— BEGIN Page excerpt —

I doubt that there is any major composer, of the 18th century at least, who receives shoddier treatment than Christoph Willibald Ritter von Gluck (1714 - 1787), the composer who epitomizes better than any other the inexorable transition from the Baroque to the Classical, the composer who freed opera from the "drama of stasis" principles that are the essence of the opera seria, an approach to the composition of musical dramas that reached its zenith in the remarkable series of operas created by the unsurpassable George Frideric Handel, with whom Gluck had a "close encounter" in London in 1745.

I recall with sadness how little attention was paid to Gluck during the bicentenary of his death in 1787. The world had commemorated the tercentenary of the births of Johann Sebastian Bach, George Frideric Handel, and Domingo Scarlatti in 1985 with stupendous hoopla and oceans of "hype", but the 200th anniversary of the death of the composer of Orfeo ed Euridice (or Orphée et Euridice, if you prefer, as I do, the Paris version of 1774!) passed by with a nary a mention. This page is not the correct forum for a disquisition on the shameless but inexcusable neglect of Gluck. I shall defer that discussion for another time and place. I shall only say that a recent impulsive decision to open a Gluck discussion list at YahooGroups.com, just to see how many others there were in cyberspace who share my admiration for the music of the son of the Bavarian forest manager, has given me hope that a Gluck risorgimento is beginning.

— END Page excerpt —
— BEGIN Provided information —

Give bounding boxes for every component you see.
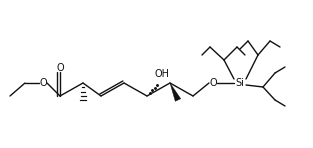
Text: O: O	[209, 78, 217, 88]
Text: O: O	[39, 78, 47, 88]
Text: OH: OH	[155, 69, 170, 79]
Text: Si: Si	[236, 78, 244, 88]
Polygon shape	[170, 83, 181, 101]
Text: O: O	[56, 63, 64, 73]
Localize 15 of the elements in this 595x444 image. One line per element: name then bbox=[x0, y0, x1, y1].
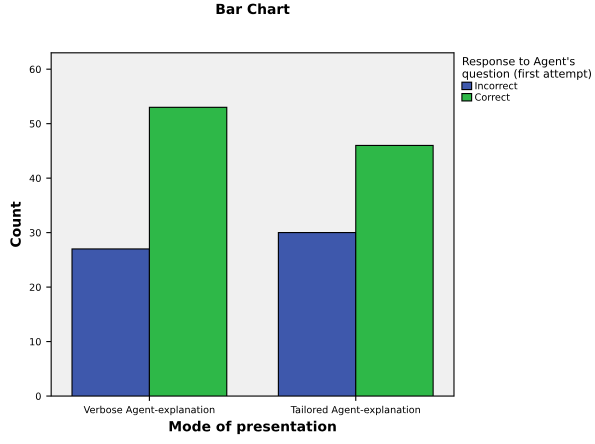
legend-title: Response to Agent's question (first attempt) bbox=[462, 57, 591, 80]
y-tick-label: 50 bbox=[30, 120, 41, 128]
y-tick-label: 40 bbox=[30, 174, 41, 182]
legend-label: Incorrect bbox=[475, 82, 518, 90]
chart-title: Bar Chart bbox=[216, 3, 290, 14]
x-axis-title: Mode of presentation bbox=[170, 420, 336, 434]
legend-label: Correct bbox=[475, 93, 510, 101]
x-tick-label: Verbose Agent-explanation bbox=[84, 406, 214, 416]
y-tick-label: 60 bbox=[30, 66, 41, 74]
x-tick-label: Tailored Agent-explanation bbox=[290, 406, 420, 416]
y-tick-label: 0 bbox=[36, 392, 41, 400]
y-tick-label: 10 bbox=[30, 338, 41, 346]
y-tick-label: 20 bbox=[30, 284, 41, 291]
y-tick-label: 30 bbox=[30, 229, 41, 236]
y-axis-title: Count bbox=[10, 202, 21, 247]
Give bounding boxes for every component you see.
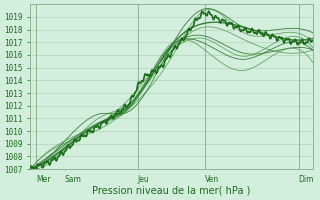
Text: Jeu: Jeu: [138, 175, 149, 184]
Text: Ven: Ven: [205, 175, 220, 184]
Text: Dim: Dim: [299, 175, 314, 184]
Text: Sam: Sam: [64, 175, 81, 184]
Text: Mer: Mer: [36, 175, 51, 184]
X-axis label: Pression niveau de la mer( hPa ): Pression niveau de la mer( hPa ): [92, 186, 251, 196]
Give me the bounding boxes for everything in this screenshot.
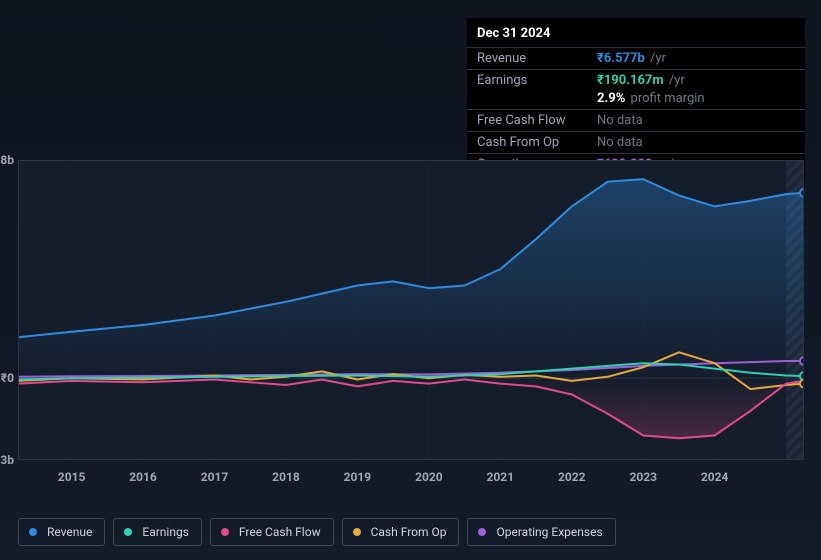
x-tick-label: 2016	[129, 470, 157, 484]
y-tick-label: ₹8b	[0, 153, 14, 167]
tooltip-row-value: No data	[587, 110, 805, 132]
tooltip-row-label: Revenue	[467, 48, 587, 70]
x-tick-label: 2021	[487, 470, 515, 484]
legend-revenue[interactable]: Revenue	[18, 518, 105, 546]
x-tick-label: 2022	[558, 470, 586, 484]
tooltip-row-value: No data	[587, 132, 805, 154]
x-tick-label: 2019	[344, 470, 372, 484]
legend-label: Revenue	[47, 525, 92, 539]
tooltip-row-cfo: Cash From OpNo data	[467, 132, 805, 154]
tooltip-subrow-earnings: 2.9% profit margin	[467, 91, 805, 110]
legend-label: Free Cash Flow	[239, 525, 321, 539]
x-tick-label: 2024	[701, 470, 729, 484]
x-axis: 2015 2016 2017 2018 2019 2020 2021 2022 2023 2024	[18, 464, 804, 484]
legend-dot-icon	[124, 528, 132, 536]
tooltip-row-value: ₹6.577b /yr	[587, 48, 805, 70]
x-tick-label: 2017	[201, 470, 229, 484]
legend-cfo[interactable]: Cash From Op	[342, 518, 460, 546]
legend-earnings[interactable]: Earnings	[113, 518, 202, 546]
chart-plot[interactable]	[18, 160, 804, 460]
tooltip-date: Dec 31 2024	[467, 22, 805, 47]
y-tick-label: ₹0	[1, 371, 14, 385]
tooltip-row-earnings: Earnings₹190.167m /yr	[467, 70, 805, 92]
legend-dot-icon	[478, 528, 486, 536]
tooltip-row-fcf: Free Cash FlowNo data	[467, 110, 805, 132]
legend-opex[interactable]: Operating Expenses	[467, 518, 615, 546]
legend-fcf[interactable]: Free Cash Flow	[210, 518, 334, 546]
tooltip-row-label: Free Cash Flow	[467, 110, 587, 132]
legend-dot-icon	[353, 528, 361, 536]
legend-dot-icon	[221, 528, 229, 536]
x-tick-label: 2023	[629, 470, 657, 484]
chart-legend: Revenue Earnings Free Cash Flow Cash From O…	[18, 518, 616, 546]
x-tick-label: 2018	[272, 470, 300, 484]
financials-chart: ₹8b₹0-₹3b 201520162017201820192020202120…	[18, 160, 804, 476]
y-tick-label: -₹3b	[0, 453, 14, 467]
tooltip-row-revenue: Revenue₹6.577b /yr	[467, 48, 805, 70]
tooltip-row-value: ₹190.167m /yr	[587, 70, 805, 92]
x-tick-label: 2020	[415, 470, 443, 484]
legend-label: Earnings	[142, 525, 189, 539]
x-tick-label: 2015	[58, 470, 86, 484]
legend-label: Operating Expenses	[496, 525, 602, 539]
legend-label: Cash From Op	[371, 525, 447, 539]
tooltip-row-label: Earnings	[467, 70, 587, 92]
tooltip-row-label: Cash From Op	[467, 132, 587, 154]
legend-dot-icon	[29, 528, 37, 536]
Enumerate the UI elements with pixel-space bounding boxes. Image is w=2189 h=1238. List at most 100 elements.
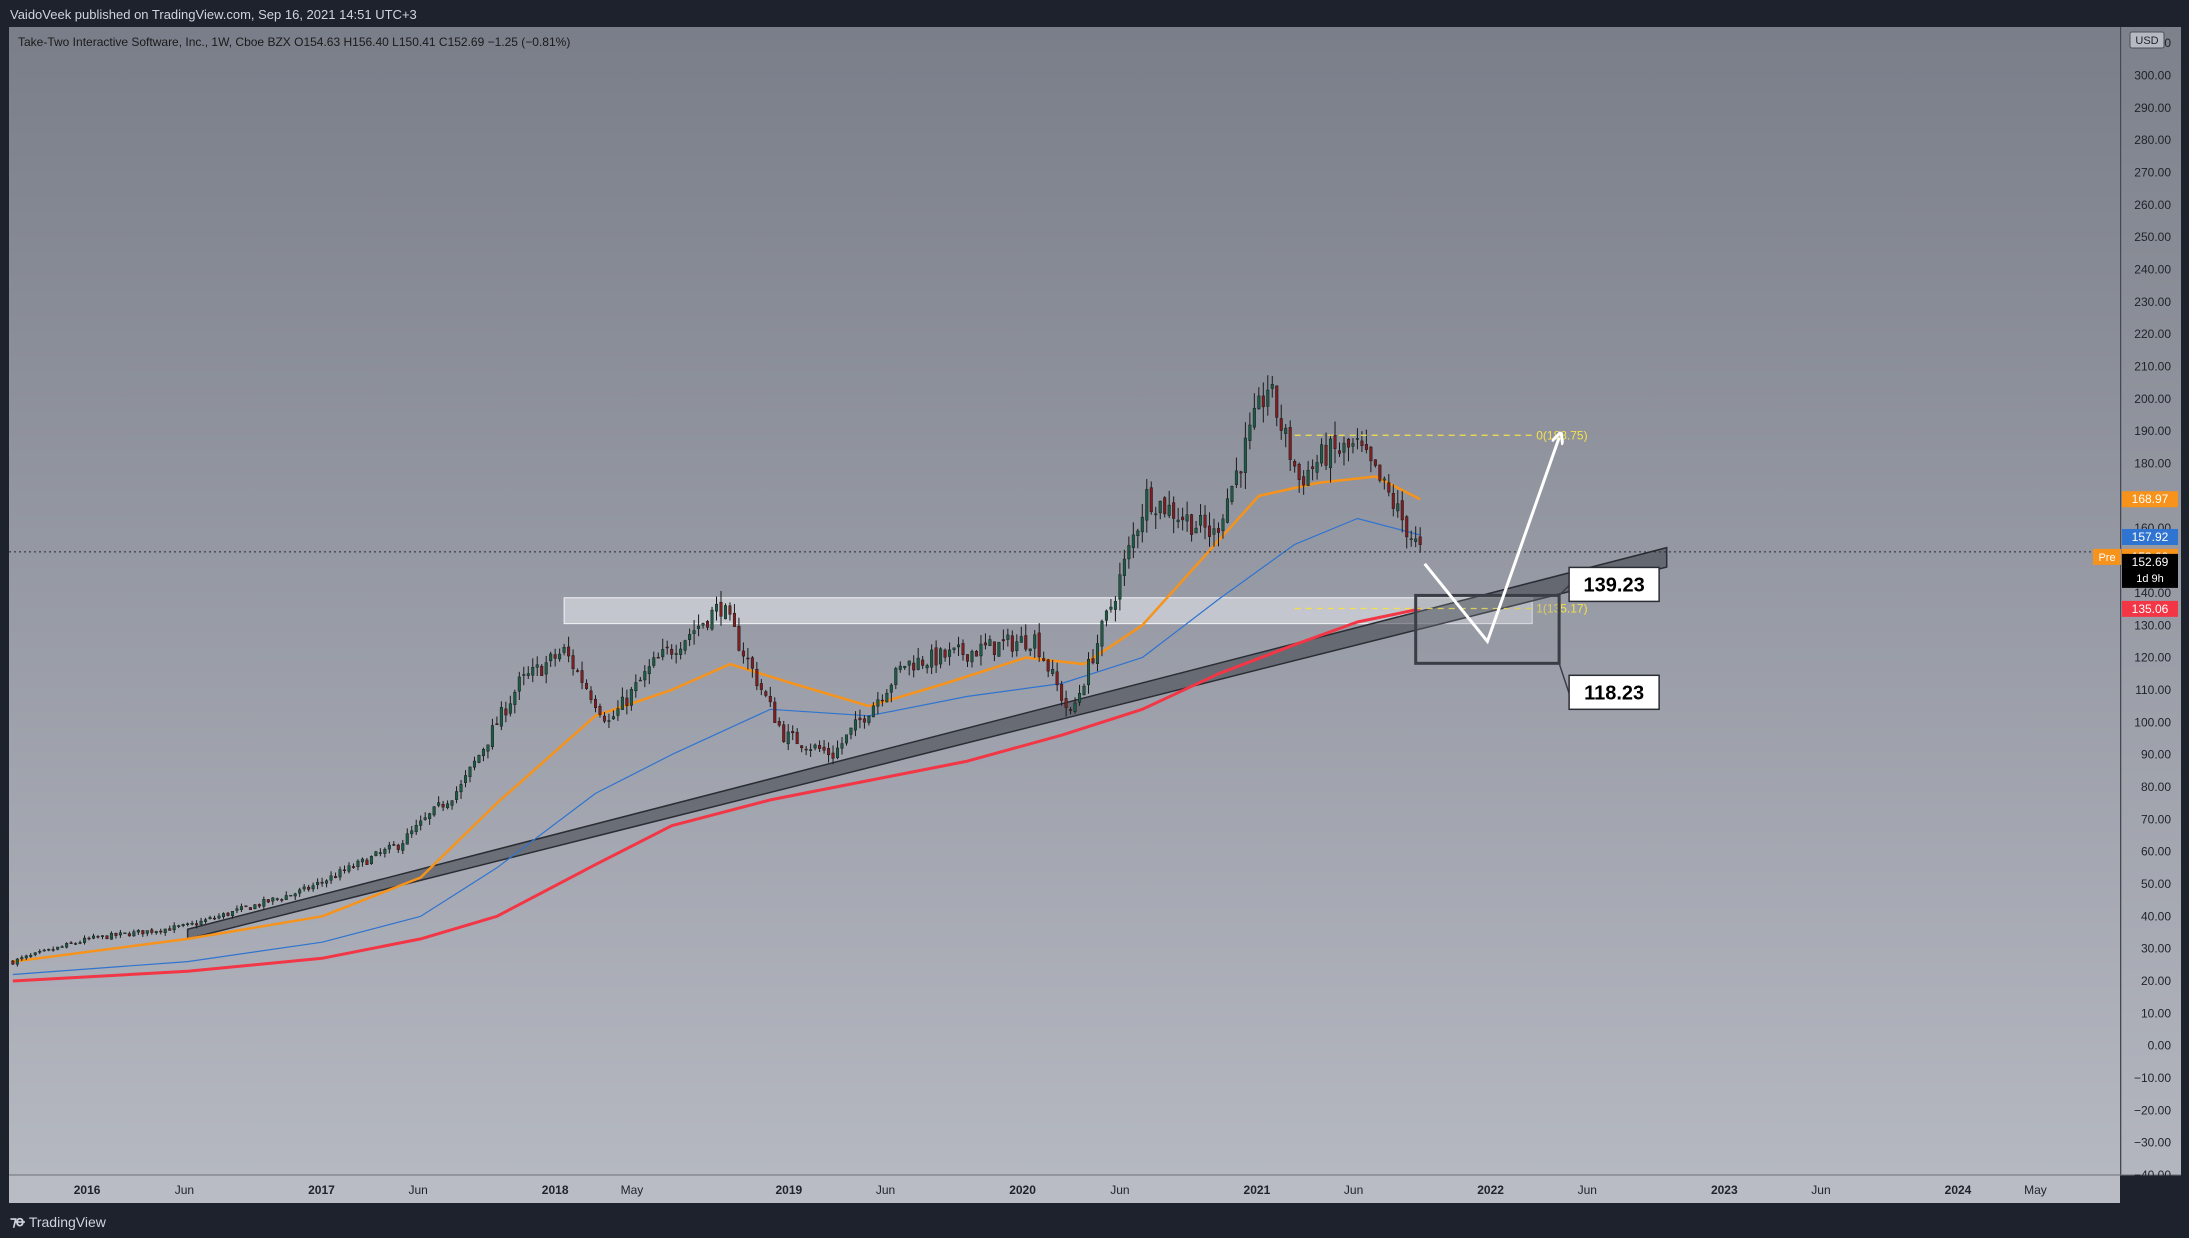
candle-body — [472, 760, 476, 768]
candle-body — [392, 844, 396, 846]
candle-body — [611, 716, 615, 720]
candle-body — [83, 937, 87, 943]
y-tick-label: −30.00 — [2134, 1136, 2171, 1150]
price-tag — [2122, 528, 2178, 545]
x-tick-label: 2022 — [1477, 1183, 1504, 1197]
currency-label: USD — [2135, 35, 2158, 47]
time-axis[interactable] — [9, 1175, 2120, 1203]
candle-body — [688, 634, 692, 640]
candle-body — [1351, 443, 1355, 447]
candle-body — [607, 720, 611, 722]
candle-body — [746, 657, 750, 660]
candle-body — [325, 880, 329, 884]
candle-body — [732, 612, 736, 627]
candle-body — [531, 666, 535, 676]
ma-line-sma100 — [12, 517, 1421, 976]
candle-body — [248, 907, 252, 910]
candle-body — [351, 866, 355, 868]
ma-line-ema50 — [12, 475, 1421, 963]
candle-body — [490, 725, 494, 748]
candle-body — [1230, 486, 1234, 502]
x-tick-label: 2017 — [308, 1183, 335, 1197]
candle-body — [723, 605, 727, 620]
candle-body — [853, 719, 857, 731]
candle-body — [1136, 530, 1140, 537]
candle-body — [1275, 385, 1279, 418]
candle-body — [1167, 504, 1171, 516]
candle-body — [1261, 395, 1265, 408]
candle-body — [481, 749, 485, 757]
candle-body — [1216, 528, 1220, 533]
x-tick-label: Jun — [1811, 1183, 1830, 1197]
x-tick-label: 2020 — [1009, 1183, 1036, 1197]
x-tick-label: 2019 — [776, 1183, 803, 1197]
ma-line-ema200 — [12, 607, 1421, 983]
candle-body — [562, 646, 566, 653]
candle-body — [1154, 513, 1158, 516]
candle-body — [889, 684, 893, 693]
currency-badge — [2129, 31, 2165, 49]
candle-body — [455, 791, 459, 800]
candle-body — [652, 657, 656, 666]
candle-body — [347, 865, 351, 872]
y-tick-label: 230.00 — [2134, 295, 2171, 309]
candle-body — [1140, 516, 1144, 533]
candle-body — [257, 904, 261, 907]
candle-body — [1405, 516, 1409, 538]
candle-body — [809, 749, 813, 751]
candle-body — [1033, 634, 1037, 649]
candle-body — [948, 649, 952, 657]
y-tick-label: 70.00 — [2141, 812, 2171, 826]
price-tag — [2122, 553, 2178, 588]
candle-body — [728, 605, 732, 615]
candle-body — [692, 630, 696, 634]
candle-body — [1199, 515, 1203, 526]
candle-body — [11, 960, 15, 965]
fib-level-label: 1(135.17) — [1536, 602, 1587, 616]
candle-body — [15, 958, 19, 965]
candle-body — [912, 662, 916, 671]
candle-body — [939, 648, 943, 665]
candle-body — [957, 644, 961, 648]
candle-body — [69, 942, 73, 944]
y-tick-label: 10.00 — [2141, 1006, 2171, 1020]
candle-body — [849, 727, 853, 735]
symbol-legend: Take-Two Interactive Software, Inc., 1W,… — [18, 35, 570, 49]
candle-body — [876, 699, 880, 707]
tradingview-logo[interactable]: ⁊ꝋ TradingView — [10, 1213, 106, 1230]
candle-body — [602, 715, 606, 722]
candle-body — [1149, 487, 1153, 513]
candle-body — [1100, 620, 1104, 647]
candle-body — [558, 653, 562, 660]
projection-arrow — [1423, 438, 1559, 645]
candle-body — [92, 935, 96, 939]
y-tick-label: 30.00 — [2141, 942, 2171, 956]
candle-body — [710, 609, 714, 630]
fib-level-label: 0(188.75) — [1536, 428, 1587, 442]
candle-body — [293, 893, 297, 897]
candle-body — [1163, 497, 1167, 515]
candle-body — [1082, 685, 1086, 696]
callout-box — [1568, 674, 1660, 711]
price-tag-label: 168.97 — [2132, 492, 2169, 506]
candle-body — [638, 679, 642, 682]
x-tick-label: 2018 — [542, 1183, 569, 1197]
y-tick-label: 90.00 — [2141, 748, 2171, 762]
candle-body — [683, 640, 687, 651]
candle-body — [499, 707, 503, 727]
candle-body — [163, 928, 167, 934]
candle-body — [1113, 601, 1117, 610]
x-tick-label: Jun — [175, 1183, 194, 1197]
candle-body — [768, 696, 772, 703]
candle-body — [679, 648, 683, 655]
candle-body — [244, 905, 248, 907]
candle-body — [383, 849, 387, 854]
candle-body — [862, 718, 866, 723]
candle-body — [1028, 648, 1032, 651]
candle-body — [1055, 671, 1059, 686]
candle-body — [1010, 635, 1014, 652]
candle-body — [1306, 469, 1310, 486]
candle-body — [141, 930, 145, 935]
x-tick-label: May — [2024, 1183, 2047, 1197]
price-chart[interactable]: Take-Two Interactive Software, Inc., 1W,… — [0, 27, 2189, 1203]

— END Provided information —

__Problems and tasks__.
[1] According to the Gluck excerpt, in what year did Gluck have a "close encounter" with Handel in London?
[2] Using the Gluck excerpt, explain why the writer opened a Gluck discussion list at YahooGroups.com, and state what resulted from it.
[3] Reproduce the passage from the Gluck excerpt starting with "I doubt that" and going on through "London in 1745.".

__Expected responses__.
[1] 1745

[2] The writer opened the list on impulse, to see how many others in cyberspace share an admiration for Gluck's music. The result gave the writer hope that a Gluck risorgimento is beginning.

[3]
I doubt that there is any major composer, of the 18th century at least, who receives shoddier treatment than Christoph Willibald Ritter von Gluck (1714 - 1787), the composer who epitomizes better than any other the inexorable transition from the Baroque to the Classical, the composer who freed opera from the "drama of stasis" principles that are the essence of the opera seria, an approach to the composition of musical dramas that reached its zenith in the remarkable series of operas created by the unsurpassable George Frideric Handel, with whom Gluck had a "close encounter" in London in 1745.